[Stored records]

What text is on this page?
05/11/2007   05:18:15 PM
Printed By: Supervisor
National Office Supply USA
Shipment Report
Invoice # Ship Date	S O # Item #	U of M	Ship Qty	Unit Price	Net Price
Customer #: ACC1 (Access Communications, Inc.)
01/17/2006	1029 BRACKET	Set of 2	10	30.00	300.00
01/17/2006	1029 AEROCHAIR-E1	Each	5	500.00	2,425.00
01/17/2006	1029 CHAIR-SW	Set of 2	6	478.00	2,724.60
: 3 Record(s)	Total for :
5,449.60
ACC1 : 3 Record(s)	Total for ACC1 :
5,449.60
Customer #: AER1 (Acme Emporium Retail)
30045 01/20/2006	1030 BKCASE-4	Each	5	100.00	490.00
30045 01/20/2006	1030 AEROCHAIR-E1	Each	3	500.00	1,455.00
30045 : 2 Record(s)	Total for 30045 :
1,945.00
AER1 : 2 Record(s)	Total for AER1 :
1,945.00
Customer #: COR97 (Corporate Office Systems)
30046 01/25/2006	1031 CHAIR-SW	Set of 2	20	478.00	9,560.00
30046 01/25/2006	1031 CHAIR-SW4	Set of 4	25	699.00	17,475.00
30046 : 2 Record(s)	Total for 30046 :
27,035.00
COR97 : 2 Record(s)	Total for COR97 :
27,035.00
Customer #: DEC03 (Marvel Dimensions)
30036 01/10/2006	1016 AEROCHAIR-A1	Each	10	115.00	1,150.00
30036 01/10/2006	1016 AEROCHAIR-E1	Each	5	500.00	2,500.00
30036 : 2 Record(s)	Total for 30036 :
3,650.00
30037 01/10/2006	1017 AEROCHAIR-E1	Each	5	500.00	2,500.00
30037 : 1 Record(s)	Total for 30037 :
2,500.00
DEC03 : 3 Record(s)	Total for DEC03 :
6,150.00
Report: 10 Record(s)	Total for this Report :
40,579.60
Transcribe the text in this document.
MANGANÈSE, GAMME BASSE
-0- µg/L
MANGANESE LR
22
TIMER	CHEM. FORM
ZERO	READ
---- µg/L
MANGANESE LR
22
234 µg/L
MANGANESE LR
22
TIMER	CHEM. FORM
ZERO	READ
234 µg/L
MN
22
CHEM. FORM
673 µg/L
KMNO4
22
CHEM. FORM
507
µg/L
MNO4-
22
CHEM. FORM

## [EXERCISE DESCRIPTION]
The required output is the span of lines from the one containing "Transcribe the text in this document." to the last line, reproduced character for character.

## [FULL OUTPUT]
Transcribe the text in this document.
MANGANÈSE, GAMME BASSE
-0- µg/L
MANGANESE LR
22
TIMER	CHEM. FORM
ZERO	READ
---- µg/L
MANGANESE LR
22
234 µg/L
MANGANESE LR
22
TIMER	CHEM. FORM
ZERO	READ
234 µg/L
MN
22
CHEM. FORM
673 µg/L
KMNO4
22
CHEM. FORM
507
µg/L
MNO4-
22
CHEM. FORM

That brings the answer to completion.